### WRITTEN REQUEST
Substitute "dropdown-arrow" for every "caret-icon" in the data below and write out all the lines again, changing nothing else and leaving out the pictures.

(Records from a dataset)
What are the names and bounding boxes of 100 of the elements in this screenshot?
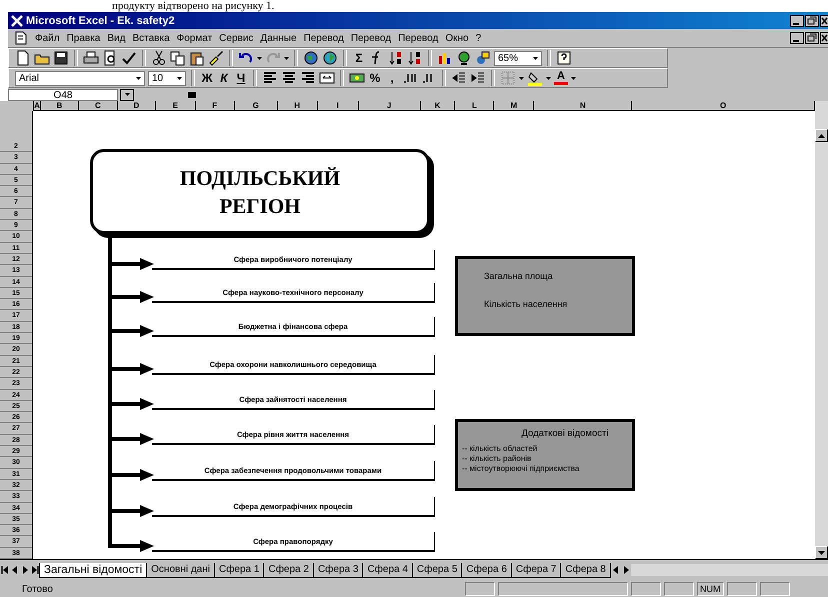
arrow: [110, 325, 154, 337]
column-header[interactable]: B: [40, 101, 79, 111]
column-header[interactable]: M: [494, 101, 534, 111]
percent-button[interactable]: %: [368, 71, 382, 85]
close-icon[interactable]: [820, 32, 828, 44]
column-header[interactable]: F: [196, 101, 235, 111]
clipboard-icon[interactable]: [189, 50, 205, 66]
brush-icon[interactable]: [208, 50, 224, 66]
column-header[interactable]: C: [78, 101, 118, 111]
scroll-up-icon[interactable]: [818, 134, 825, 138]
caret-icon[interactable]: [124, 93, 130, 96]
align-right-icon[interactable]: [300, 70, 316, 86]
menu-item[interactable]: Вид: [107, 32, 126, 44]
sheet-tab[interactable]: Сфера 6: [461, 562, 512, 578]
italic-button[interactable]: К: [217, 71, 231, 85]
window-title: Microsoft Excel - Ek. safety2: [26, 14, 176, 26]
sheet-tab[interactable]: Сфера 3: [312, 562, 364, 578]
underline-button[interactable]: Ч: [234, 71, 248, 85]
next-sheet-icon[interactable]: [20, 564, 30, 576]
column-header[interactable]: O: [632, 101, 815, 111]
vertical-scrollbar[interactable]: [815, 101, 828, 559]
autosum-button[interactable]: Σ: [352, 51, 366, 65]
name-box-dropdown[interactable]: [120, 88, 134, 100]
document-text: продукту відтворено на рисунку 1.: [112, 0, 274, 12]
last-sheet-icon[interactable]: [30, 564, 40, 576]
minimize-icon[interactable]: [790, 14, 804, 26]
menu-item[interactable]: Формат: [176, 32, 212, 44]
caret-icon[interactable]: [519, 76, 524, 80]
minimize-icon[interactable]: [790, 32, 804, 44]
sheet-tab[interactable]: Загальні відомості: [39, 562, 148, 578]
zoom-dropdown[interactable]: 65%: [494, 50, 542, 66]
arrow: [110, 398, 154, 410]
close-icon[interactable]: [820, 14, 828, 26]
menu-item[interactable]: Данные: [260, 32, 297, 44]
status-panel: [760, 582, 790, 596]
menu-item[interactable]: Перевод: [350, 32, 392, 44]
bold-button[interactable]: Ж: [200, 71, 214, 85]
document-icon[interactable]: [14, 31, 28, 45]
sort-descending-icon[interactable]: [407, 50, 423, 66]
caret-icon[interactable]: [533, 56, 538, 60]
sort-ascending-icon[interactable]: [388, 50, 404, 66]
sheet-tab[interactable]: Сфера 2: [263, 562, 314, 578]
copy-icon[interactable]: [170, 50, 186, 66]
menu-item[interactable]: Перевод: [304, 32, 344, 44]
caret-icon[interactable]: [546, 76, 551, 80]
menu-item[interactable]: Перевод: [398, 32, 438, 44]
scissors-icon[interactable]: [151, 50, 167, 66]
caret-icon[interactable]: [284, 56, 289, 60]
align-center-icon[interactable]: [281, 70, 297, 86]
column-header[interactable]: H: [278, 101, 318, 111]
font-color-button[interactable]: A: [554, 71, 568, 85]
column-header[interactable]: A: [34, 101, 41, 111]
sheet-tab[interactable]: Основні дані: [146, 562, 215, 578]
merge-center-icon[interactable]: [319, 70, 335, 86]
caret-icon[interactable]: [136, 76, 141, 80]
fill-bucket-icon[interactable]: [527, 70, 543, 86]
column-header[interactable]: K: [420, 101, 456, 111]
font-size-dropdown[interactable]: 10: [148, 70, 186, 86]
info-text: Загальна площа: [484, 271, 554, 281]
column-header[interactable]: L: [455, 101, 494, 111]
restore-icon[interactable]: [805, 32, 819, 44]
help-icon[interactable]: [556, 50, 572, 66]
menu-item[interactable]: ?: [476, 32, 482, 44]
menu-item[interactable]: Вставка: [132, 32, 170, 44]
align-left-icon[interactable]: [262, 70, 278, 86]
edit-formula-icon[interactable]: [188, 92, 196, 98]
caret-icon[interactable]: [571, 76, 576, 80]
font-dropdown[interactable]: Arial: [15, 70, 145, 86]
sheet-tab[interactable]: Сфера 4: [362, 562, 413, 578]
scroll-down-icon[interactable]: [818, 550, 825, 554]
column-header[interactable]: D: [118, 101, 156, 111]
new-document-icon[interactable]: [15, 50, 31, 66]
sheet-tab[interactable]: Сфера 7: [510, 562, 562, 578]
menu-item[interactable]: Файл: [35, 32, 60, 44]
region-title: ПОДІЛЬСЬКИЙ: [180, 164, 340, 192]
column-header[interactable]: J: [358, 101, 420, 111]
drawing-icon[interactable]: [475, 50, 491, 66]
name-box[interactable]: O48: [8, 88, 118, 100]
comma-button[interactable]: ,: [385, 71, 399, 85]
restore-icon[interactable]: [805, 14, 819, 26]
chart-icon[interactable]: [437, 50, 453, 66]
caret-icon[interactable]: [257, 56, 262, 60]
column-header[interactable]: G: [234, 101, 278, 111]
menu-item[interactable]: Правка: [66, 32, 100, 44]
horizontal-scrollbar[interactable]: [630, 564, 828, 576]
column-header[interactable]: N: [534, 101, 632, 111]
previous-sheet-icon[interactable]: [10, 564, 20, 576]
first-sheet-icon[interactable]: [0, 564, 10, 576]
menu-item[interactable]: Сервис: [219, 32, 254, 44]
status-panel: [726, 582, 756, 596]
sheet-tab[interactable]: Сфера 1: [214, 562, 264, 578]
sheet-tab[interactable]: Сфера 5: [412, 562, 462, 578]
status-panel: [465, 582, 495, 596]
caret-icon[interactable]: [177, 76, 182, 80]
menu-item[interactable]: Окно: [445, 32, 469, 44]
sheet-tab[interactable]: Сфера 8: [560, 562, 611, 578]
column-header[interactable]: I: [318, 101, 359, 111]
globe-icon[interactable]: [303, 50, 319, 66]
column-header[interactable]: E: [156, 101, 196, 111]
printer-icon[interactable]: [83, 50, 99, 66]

### COMPLETE OUTPUT
What are the names and bounding boxes of 100 of the elements in this screenshot?
arrow: [110, 325, 154, 337]
column-header[interactable]: B: [40, 101, 79, 111]
column-header[interactable]: M: [494, 101, 534, 111]
percent-button[interactable]: %: [368, 71, 382, 85]
close-icon[interactable]: [820, 32, 828, 44]
column-header[interactable]: F: [196, 101, 235, 111]
clipboard-icon[interactable]: [189, 50, 205, 66]
brush-icon[interactable]: [208, 50, 224, 66]
column-header[interactable]: C: [78, 101, 118, 111]
scroll-up-icon[interactable]: [818, 134, 825, 138]
dropdown-arrow[interactable]: [124, 93, 130, 96]
align-right-icon[interactable]: [300, 70, 316, 86]
menu-item[interactable]: Вид: [107, 32, 126, 44]
sheet-tab[interactable]: Сфера 6: [461, 562, 512, 578]
italic-button[interactable]: К: [217, 71, 231, 85]
window-title: Microsoft Excel - Ek. safety2: [26, 14, 176, 26]
sheet-tab[interactable]: Сфера 3: [312, 562, 364, 578]
underline-button[interactable]: Ч: [234, 71, 248, 85]
next-sheet-icon[interactable]: [20, 564, 30, 576]
column-header[interactable]: O: [632, 101, 815, 111]
vertical-scrollbar[interactable]: [815, 101, 828, 559]
autosum-button[interactable]: Σ: [352, 51, 366, 65]
name-box-dropdown[interactable]: [120, 88, 134, 100]
document-text: продукту відтворено на рисунку 1.: [112, 0, 274, 12]
last-sheet-icon[interactable]: [30, 564, 40, 576]
minimize-icon[interactable]: [790, 14, 804, 26]
menu-item[interactable]: Формат: [176, 32, 212, 44]
dropdown-arrow[interactable]: [519, 76, 524, 80]
minimize-icon[interactable]: [790, 32, 804, 44]
sheet-tab[interactable]: Загальні відомості: [39, 562, 148, 578]
zoom-dropdown[interactable]: 65%: [494, 50, 542, 66]
arrow: [110, 398, 154, 410]
close-icon[interactable]: [820, 14, 828, 26]
menu-item[interactable]: Данные: [260, 32, 297, 44]
status-panel: [760, 582, 790, 596]
menu-item[interactable]: Перевод: [350, 32, 392, 44]
bold-button[interactable]: Ж: [200, 71, 214, 85]
document-icon[interactable]: [14, 31, 28, 45]
sort-descending-icon[interactable]: [407, 50, 423, 66]
dropdown-arrow[interactable]: [533, 56, 538, 60]
sort-ascending-icon[interactable]: [388, 50, 404, 66]
sheet-tab[interactable]: Сфера 2: [263, 562, 314, 578]
copy-icon[interactable]: [170, 50, 186, 66]
menu-item[interactable]: Перевод: [304, 32, 344, 44]
dropdown-arrow[interactable]: [546, 76, 551, 80]
menu-item[interactable]: Перевод: [398, 32, 438, 44]
scissors-icon[interactable]: [151, 50, 167, 66]
dropdown-arrow[interactable]: [284, 56, 289, 60]
align-center-icon[interactable]: [281, 70, 297, 86]
column-header[interactable]: H: [278, 101, 318, 111]
font-color-button[interactable]: A: [554, 71, 568, 85]
column-header[interactable]: A: [34, 101, 41, 111]
sheet-tab[interactable]: Основні дані: [146, 562, 215, 578]
merge-center-icon[interactable]: [319, 70, 335, 86]
dropdown-arrow[interactable]: [136, 76, 141, 80]
fill-bucket-icon[interactable]: [527, 70, 543, 86]
column-header[interactable]: K: [420, 101, 456, 111]
font-size-dropdown[interactable]: 10: [148, 70, 186, 86]
info-text: Загальна площа: [484, 271, 554, 281]
column-header[interactable]: L: [455, 101, 494, 111]
restore-icon[interactable]: [805, 32, 819, 44]
help-icon[interactable]: [556, 50, 572, 66]
menu-item[interactable]: ?: [476, 32, 482, 44]
menu-item[interactable]: Вставка: [132, 32, 170, 44]
align-left-icon[interactable]: [262, 70, 278, 86]
edit-formula-icon[interactable]: [188, 92, 196, 98]
dropdown-arrow[interactable]: [571, 76, 576, 80]
font-dropdown[interactable]: Arial: [15, 70, 145, 86]
sheet-tab[interactable]: Сфера 4: [362, 562, 413, 578]
scroll-down-icon[interactable]: [818, 550, 825, 554]
column-header[interactable]: D: [118, 101, 156, 111]
new-document-icon[interactable]: [15, 50, 31, 66]
sheet-tab[interactable]: Сфера 7: [510, 562, 562, 578]
menu-item[interactable]: Файл: [35, 32, 60, 44]
region-title: ПОДІЛЬСЬКИЙ: [180, 164, 340, 192]
column-header[interactable]: J: [358, 101, 420, 111]
drawing-icon[interactable]: [475, 50, 491, 66]
name-box[interactable]: O48: [8, 88, 118, 100]
comma-button[interactable]: ,: [385, 71, 399, 85]
restore-icon[interactable]: [805, 14, 819, 26]
chart-icon[interactable]: [437, 50, 453, 66]
dropdown-arrow[interactable]: [257, 56, 262, 60]
column-header[interactable]: G: [234, 101, 278, 111]
menu-item[interactable]: Правка: [66, 32, 100, 44]
horizontal-scrollbar[interactable]: [630, 564, 828, 576]
column-header[interactable]: N: [534, 101, 632, 111]
previous-sheet-icon[interactable]: [10, 564, 20, 576]
first-sheet-icon[interactable]: [0, 564, 10, 576]
menu-item[interactable]: Сервис: [219, 32, 254, 44]
status-panel: [726, 582, 756, 596]
sheet-tab[interactable]: Сфера 1: [214, 562, 264, 578]
sheet-tab[interactable]: Сфера 5: [412, 562, 462, 578]
status-panel: [465, 582, 495, 596]
dropdown-arrow[interactable]: [177, 76, 182, 80]
menu-item[interactable]: Окно: [445, 32, 469, 44]
sheet-tab[interactable]: Сфера 8: [560, 562, 611, 578]
column-header[interactable]: I: [318, 101, 359, 111]
globe-icon[interactable]: [303, 50, 319, 66]
column-header[interactable]: E: [156, 101, 196, 111]
printer-icon[interactable]: [83, 50, 99, 66]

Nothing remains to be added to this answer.